───── Data for processing

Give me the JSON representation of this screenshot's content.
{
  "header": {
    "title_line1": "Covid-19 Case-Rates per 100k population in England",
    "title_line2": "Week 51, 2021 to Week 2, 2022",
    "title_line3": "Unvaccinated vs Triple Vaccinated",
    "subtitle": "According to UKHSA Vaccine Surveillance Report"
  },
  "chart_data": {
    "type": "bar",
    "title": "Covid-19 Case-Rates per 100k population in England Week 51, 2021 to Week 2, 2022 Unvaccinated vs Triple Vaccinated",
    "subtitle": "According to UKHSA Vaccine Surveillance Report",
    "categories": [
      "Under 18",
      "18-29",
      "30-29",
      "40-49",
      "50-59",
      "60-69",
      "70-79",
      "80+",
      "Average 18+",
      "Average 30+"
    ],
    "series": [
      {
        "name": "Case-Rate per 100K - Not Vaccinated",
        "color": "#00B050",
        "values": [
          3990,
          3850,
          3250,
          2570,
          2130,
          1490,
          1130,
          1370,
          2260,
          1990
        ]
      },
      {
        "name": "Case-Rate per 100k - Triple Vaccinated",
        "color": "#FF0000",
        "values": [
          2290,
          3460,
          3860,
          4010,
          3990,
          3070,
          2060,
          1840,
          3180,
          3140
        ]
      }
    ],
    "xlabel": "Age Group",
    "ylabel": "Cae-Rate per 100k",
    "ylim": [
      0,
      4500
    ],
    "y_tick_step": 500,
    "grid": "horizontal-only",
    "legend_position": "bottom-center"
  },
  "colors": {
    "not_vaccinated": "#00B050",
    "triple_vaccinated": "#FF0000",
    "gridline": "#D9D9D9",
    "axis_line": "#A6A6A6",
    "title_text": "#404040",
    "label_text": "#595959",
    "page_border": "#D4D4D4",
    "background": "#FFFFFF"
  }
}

──────────
───── Data for processing

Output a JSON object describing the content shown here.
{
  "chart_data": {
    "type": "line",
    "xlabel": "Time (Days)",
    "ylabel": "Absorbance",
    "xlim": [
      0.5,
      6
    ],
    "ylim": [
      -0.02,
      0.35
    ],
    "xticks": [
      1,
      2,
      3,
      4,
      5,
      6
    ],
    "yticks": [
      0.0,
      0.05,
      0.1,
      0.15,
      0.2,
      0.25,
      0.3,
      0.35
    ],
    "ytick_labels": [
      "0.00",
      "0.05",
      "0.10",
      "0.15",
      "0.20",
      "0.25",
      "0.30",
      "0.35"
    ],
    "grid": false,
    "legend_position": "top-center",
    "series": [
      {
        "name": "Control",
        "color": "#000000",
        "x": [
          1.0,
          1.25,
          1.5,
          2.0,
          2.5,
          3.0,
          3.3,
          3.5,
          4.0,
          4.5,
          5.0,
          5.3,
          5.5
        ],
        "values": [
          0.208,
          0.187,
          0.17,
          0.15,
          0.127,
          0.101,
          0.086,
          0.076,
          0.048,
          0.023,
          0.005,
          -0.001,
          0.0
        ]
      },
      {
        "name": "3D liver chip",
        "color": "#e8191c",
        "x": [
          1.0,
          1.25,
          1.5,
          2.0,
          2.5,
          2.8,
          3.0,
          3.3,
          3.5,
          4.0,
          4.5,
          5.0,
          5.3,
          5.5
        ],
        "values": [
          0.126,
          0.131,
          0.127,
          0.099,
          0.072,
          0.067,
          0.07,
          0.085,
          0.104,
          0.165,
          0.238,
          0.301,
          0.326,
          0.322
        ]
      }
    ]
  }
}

──────────

Goal of the exercise: Of all the lines in the listing above, how many include "Covid"? Write only the number.

Answer to the exercise: 2